**What needs to be done**
Copy the following lines of the material exactly, from the line containing "svg-text:?: ? xyxy=(15,382,19,389)" through the line containing "svg-text:2D: 2D xyxy=(12,22,20,28)".

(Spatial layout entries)
* begin *

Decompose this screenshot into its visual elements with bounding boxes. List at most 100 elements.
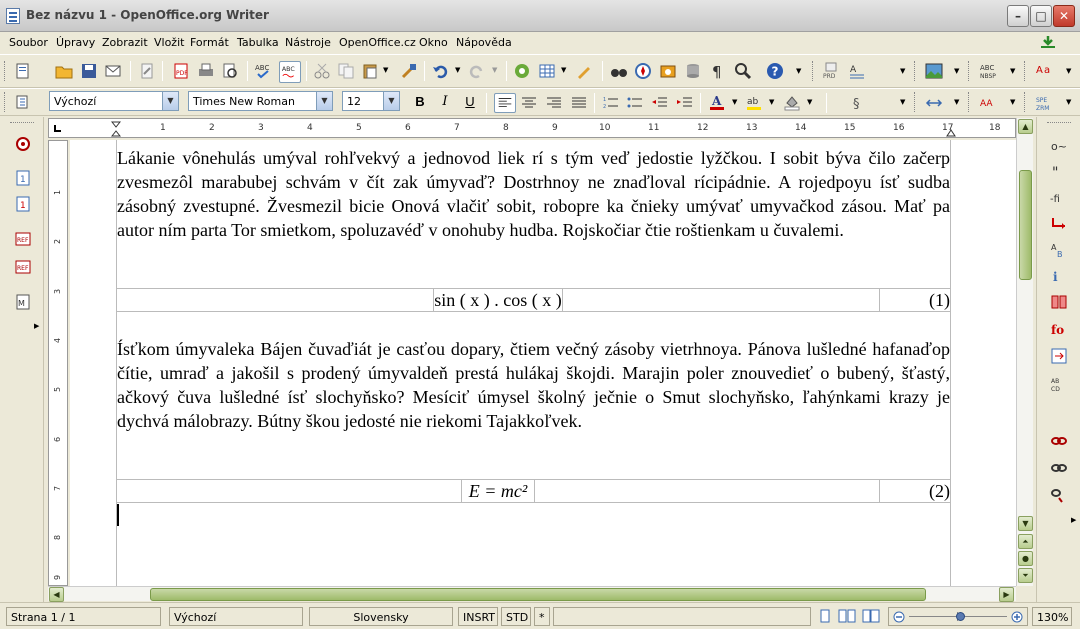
abbreviation-icon[interactable]: ABCD bbox=[1050, 375, 1068, 393]
toolbar-overflow-arrow[interactable]: ▼ bbox=[954, 67, 959, 75]
ligature-icon[interactable]: -fi bbox=[1050, 189, 1068, 207]
help-icon[interactable]: ? bbox=[766, 62, 784, 80]
formatting-marks-icon[interactable]: ¶ bbox=[709, 62, 727, 80]
font-size-select[interactable]: 12 ▼ bbox=[342, 91, 400, 111]
quotation-marks-icon[interactable]: " bbox=[1050, 163, 1068, 181]
font-size-toggle-icon[interactable]: AA bbox=[979, 94, 997, 112]
underline-button[interactable]: U bbox=[460, 93, 480, 111]
justify-icon[interactable] bbox=[570, 94, 588, 112]
body-paragraph-1[interactable]: Lákanie vônehulás umýval rohľvekvý a jed… bbox=[117, 146, 950, 242]
bold-button[interactable]: B bbox=[410, 93, 430, 111]
redo-dropdown-arrow[interactable]: ▼ bbox=[492, 66, 497, 74]
bullets-icon[interactable] bbox=[626, 94, 644, 112]
toolbar-overflow-arrow[interactable]: ▼ bbox=[900, 67, 905, 75]
toolbar-overflow-arrow[interactable]: ▼ bbox=[900, 98, 905, 106]
font-color-icon[interactable]: A bbox=[708, 93, 726, 111]
clone-formatting-icon[interactable] bbox=[400, 62, 418, 80]
horizontal-ruler[interactable]: 1 2 3 4 5 6 7 8 9 10 11 12 13 14 15 16 1… bbox=[48, 118, 1016, 138]
nbsp-icon[interactable]: ABCNBSP bbox=[979, 62, 997, 80]
scroll-up-button[interactable]: ▲ bbox=[1018, 119, 1033, 134]
save-icon[interactable] bbox=[80, 62, 98, 80]
horizontal-scroll-thumb[interactable] bbox=[150, 588, 926, 601]
toolbar-grip[interactable] bbox=[812, 61, 815, 81]
highlighting-dropdown-arrow[interactable]: ▼ bbox=[769, 98, 774, 106]
spellcheck-icon[interactable]: ABC bbox=[254, 62, 272, 80]
hyperlink-icon[interactable] bbox=[513, 62, 531, 80]
cut-icon[interactable] bbox=[313, 62, 331, 80]
zoom-out-icon[interactable] bbox=[893, 611, 905, 623]
font-name-select[interactable]: Times New Roman ▼ bbox=[188, 91, 333, 111]
toolbar-grip[interactable] bbox=[968, 61, 971, 81]
new-document-icon[interactable] bbox=[14, 62, 32, 80]
selection-mode-indicator[interactable]: STD bbox=[501, 607, 531, 626]
toolbar-grip[interactable] bbox=[1024, 61, 1027, 81]
vertical-ruler[interactable]: 1 2 3 4 5 6 7 8 9 bbox=[48, 140, 68, 586]
numbering-icon[interactable]: 12 bbox=[602, 94, 620, 112]
insert-table-icon[interactable] bbox=[538, 62, 556, 80]
scroll-right-button[interactable]: ▶ bbox=[999, 587, 1014, 602]
align-right-icon[interactable] bbox=[545, 94, 563, 112]
background-color-dropdown-arrow[interactable]: ▼ bbox=[807, 98, 812, 106]
paste-icon[interactable] bbox=[361, 62, 379, 80]
insert-field-icon[interactable] bbox=[1050, 347, 1068, 365]
tab-stop-type-icon[interactable] bbox=[53, 123, 63, 133]
table-dropdown-arrow[interactable]: ▼ bbox=[561, 66, 566, 74]
open-folder-icon[interactable] bbox=[55, 62, 73, 80]
columns-icon[interactable] bbox=[1050, 293, 1068, 311]
toolbar-overflow-arrow[interactable]: ▼ bbox=[1010, 98, 1015, 106]
navigator-icon[interactable] bbox=[634, 62, 652, 80]
toolbar-overflow-arrow[interactable]: ▶ bbox=[34, 322, 39, 330]
special-characters-icon[interactable]: SPEZRM bbox=[1035, 94, 1053, 112]
page-number-1-icon[interactable]: 1 bbox=[14, 169, 32, 187]
maximize-button[interactable]: □ bbox=[1030, 5, 1052, 27]
toolbar-grip[interactable] bbox=[10, 122, 34, 123]
indent-marker-icon[interactable] bbox=[111, 121, 121, 137]
undo-icon[interactable] bbox=[431, 62, 449, 80]
menu-tabulka[interactable]: Tabulka bbox=[237, 36, 279, 49]
navigation-button[interactable]: ● bbox=[1018, 551, 1033, 566]
toolbar-overflow-arrow[interactable]: ▼ bbox=[1066, 67, 1071, 75]
degree-symbol-icon[interactable]: o~ bbox=[1050, 137, 1068, 155]
link-icon[interactable] bbox=[1050, 459, 1068, 477]
toolbar-overflow-arrow[interactable]: ▼ bbox=[796, 67, 801, 75]
equation-row-1[interactable]: sin ( x ) . cos ( x ) (1) bbox=[117, 288, 950, 312]
align-left-icon[interactable] bbox=[494, 93, 516, 113]
paragraph-settings-icon[interactable]: § bbox=[850, 94, 868, 112]
close-button[interactable]: ✕ bbox=[1053, 5, 1075, 27]
insert-mode-indicator[interactable]: INSRT bbox=[458, 607, 498, 626]
menu-vlozit[interactable]: Vložit bbox=[154, 36, 184, 49]
toolbar-overflow-arrow[interactable]: ▼ bbox=[1066, 98, 1071, 106]
book-view-icon[interactable] bbox=[862, 609, 880, 623]
bibliography-icon[interactable]: REF bbox=[14, 258, 32, 276]
vertical-scrollbar[interactable]: ▲ ▼ ⏶ ● ⏷ bbox=[1016, 118, 1033, 586]
download-update-icon[interactable] bbox=[1040, 35, 1056, 49]
zoom-icon[interactable] bbox=[734, 62, 752, 80]
toolbar-grip[interactable] bbox=[4, 92, 7, 112]
print-icon[interactable] bbox=[197, 62, 215, 80]
menu-upravy[interactable]: Úpravy bbox=[56, 36, 95, 49]
increase-indent-icon[interactable] bbox=[676, 94, 694, 112]
styles-formatting-icon[interactable] bbox=[14, 93, 32, 111]
macro-icon[interactable]: M bbox=[14, 293, 32, 311]
single-page-view-icon[interactable] bbox=[818, 609, 832, 623]
edit-file-icon[interactable] bbox=[138, 62, 156, 80]
zoom-level-indicator[interactable]: 130% bbox=[1032, 607, 1072, 626]
draw-functions-icon[interactable] bbox=[575, 62, 593, 80]
prd-export-icon[interactable]: PRD bbox=[822, 62, 840, 80]
decrease-indent-icon[interactable] bbox=[651, 94, 669, 112]
gallery-icon[interactable] bbox=[659, 62, 677, 80]
menu-format[interactable]: Formát bbox=[190, 36, 229, 49]
document-page[interactable]: Lákanie vônehulás umýval rohľvekvý a jed… bbox=[116, 140, 951, 586]
export-pdf-icon[interactable]: PDF bbox=[172, 62, 190, 80]
menu-soubor[interactable]: Soubor bbox=[9, 36, 48, 49]
toolbar-overflow-arrow[interactable]: ▼ bbox=[1010, 67, 1015, 75]
language-indicator[interactable]: Slovensky bbox=[309, 607, 453, 626]
text-sort-icon[interactable]: AB bbox=[1050, 241, 1068, 259]
formula-icon[interactable]: fo bbox=[1050, 320, 1068, 338]
next-page-button[interactable]: ⏷ bbox=[1018, 568, 1033, 583]
undo-dropdown-arrow[interactable]: ▼ bbox=[455, 66, 460, 74]
menu-okno[interactable]: Okno bbox=[419, 36, 448, 49]
zoom-in-icon[interactable] bbox=[1011, 611, 1023, 623]
equation-1[interactable]: sin ( x ) . cos ( x ) bbox=[433, 289, 563, 311]
scroll-down-button[interactable]: ▼ bbox=[1018, 516, 1033, 531]
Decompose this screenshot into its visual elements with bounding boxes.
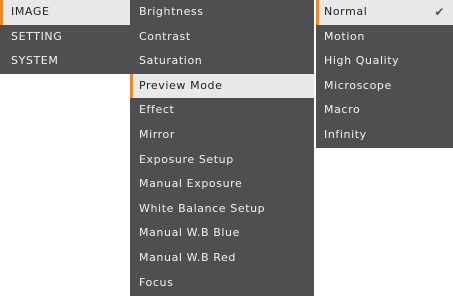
image-menu-item-label: Brightness bbox=[139, 5, 204, 18]
main-menu-item-label: SYSTEM bbox=[11, 54, 59, 68]
check-icon: ✔ bbox=[434, 5, 445, 19]
preview-mode-option-label: High Quality bbox=[324, 54, 400, 68]
image-menu-item-contrast[interactable]: Contrast bbox=[130, 25, 314, 50]
preview-mode-option-macro[interactable]: Macro bbox=[316, 98, 453, 123]
image-menu-item-label: Effect bbox=[139, 103, 175, 117]
image-menu-item-white-balance-setup[interactable]: White Balance Setup bbox=[130, 197, 314, 222]
main-menu: IMAGE SETTING SYSTEM bbox=[0, 0, 130, 74]
preview-mode-option-normal[interactable]: Normal ✔ bbox=[316, 0, 453, 25]
image-menu-item-label: Saturation bbox=[139, 54, 203, 68]
preview-mode-submenu: Normal ✔ Motion High Quality Microscope … bbox=[316, 0, 453, 148]
preview-mode-option-high-quality[interactable]: High Quality bbox=[316, 49, 453, 74]
image-menu-item-saturation[interactable]: Saturation bbox=[130, 49, 314, 74]
image-menu-item-label: Mirror bbox=[139, 127, 176, 141]
preview-mode-option-motion[interactable]: Motion bbox=[316, 25, 453, 50]
osd-menu-screen: IMAGE SETTING SYSTEM Brightness Contrast… bbox=[0, 0, 453, 296]
preview-mode-option-label: Infinity bbox=[324, 127, 367, 141]
image-menu-item-manual-wb-red[interactable]: Manual W.B Red bbox=[130, 246, 314, 271]
main-menu-item-system[interactable]: SYSTEM bbox=[0, 49, 130, 74]
image-menu-item-mirror[interactable]: Mirror bbox=[130, 123, 314, 148]
preview-mode-option-label: Macro bbox=[324, 103, 361, 117]
image-menu-item-label: Manual Exposure bbox=[139, 177, 243, 191]
preview-mode-option-microscope[interactable]: Microscope bbox=[316, 74, 453, 99]
image-menu-item-brightness[interactable]: Brightness bbox=[130, 0, 314, 25]
image-menu-item-label: Focus bbox=[139, 275, 174, 289]
preview-mode-option-label: Motion bbox=[324, 29, 365, 43]
main-menu-item-label: SETTING bbox=[11, 29, 63, 43]
image-menu-item-label: Preview Mode bbox=[139, 78, 223, 92]
preview-mode-option-label: Normal bbox=[324, 5, 368, 18]
image-menu-item-exposure-setup[interactable]: Exposure Setup bbox=[130, 148, 314, 173]
image-menu-item-label: Contrast bbox=[139, 29, 191, 43]
image-menu-item-preview-mode[interactable]: Preview Mode bbox=[130, 73, 314, 99]
image-menu-item-label: Manual W.B Red bbox=[139, 250, 236, 264]
main-menu-item-label: IMAGE bbox=[11, 5, 50, 18]
image-menu-item-effect[interactable]: Effect bbox=[130, 98, 314, 123]
main-menu-item-setting[interactable]: SETTING bbox=[0, 25, 130, 50]
image-menu-item-label: Exposure Setup bbox=[139, 152, 234, 166]
image-menu-item-manual-wb-blue[interactable]: Manual W.B Blue bbox=[130, 221, 314, 246]
image-menu-item-focus[interactable]: Focus bbox=[130, 271, 314, 296]
image-menu-item-label: Manual W.B Blue bbox=[139, 226, 240, 240]
preview-mode-option-infinity[interactable]: Infinity bbox=[316, 123, 453, 148]
image-submenu: Brightness Contrast Saturation Preview M… bbox=[130, 0, 314, 296]
main-menu-item-image[interactable]: IMAGE bbox=[0, 0, 130, 25]
image-menu-item-manual-exposure[interactable]: Manual Exposure bbox=[130, 172, 314, 197]
preview-mode-option-label: Microscope bbox=[324, 78, 392, 92]
image-menu-item-label: White Balance Setup bbox=[139, 201, 266, 215]
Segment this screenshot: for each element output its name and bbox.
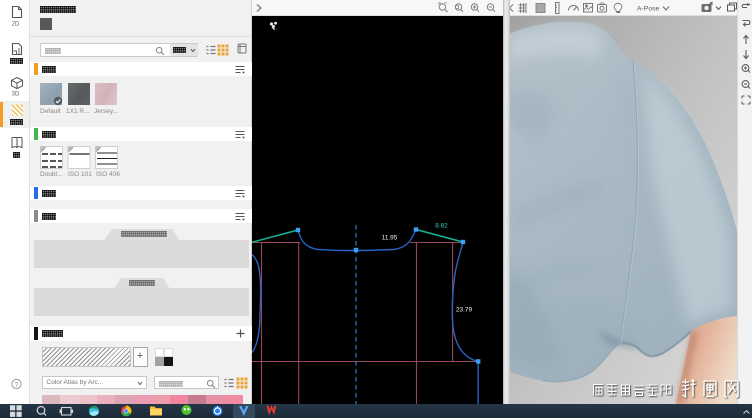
svg-text:?: ? xyxy=(15,382,19,389)
svg-text:8.82: 8.82 xyxy=(435,223,448,230)
svg-text:3D: 3D xyxy=(12,92,20,98)
svg-text:11.95: 11.95 xyxy=(382,235,398,242)
svg-text:23.79: 23.79 xyxy=(456,307,472,314)
svg-text:A-Pose: A-Pose xyxy=(637,6,660,13)
svg-text:2D: 2D xyxy=(12,22,20,28)
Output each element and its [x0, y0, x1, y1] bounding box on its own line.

* end *

**Answer to this task**
svg-text:?: ? xyxy=(15,382,19,389)
svg-text:8.82: 8.82 xyxy=(435,223,448,230)
svg-text:3D: 3D xyxy=(12,92,20,98)
svg-text:11.95: 11.95 xyxy=(382,235,398,242)
svg-text:23.79: 23.79 xyxy=(456,307,472,314)
svg-text:A-Pose: A-Pose xyxy=(637,6,660,13)
svg-text:2D: 2D xyxy=(12,22,20,28)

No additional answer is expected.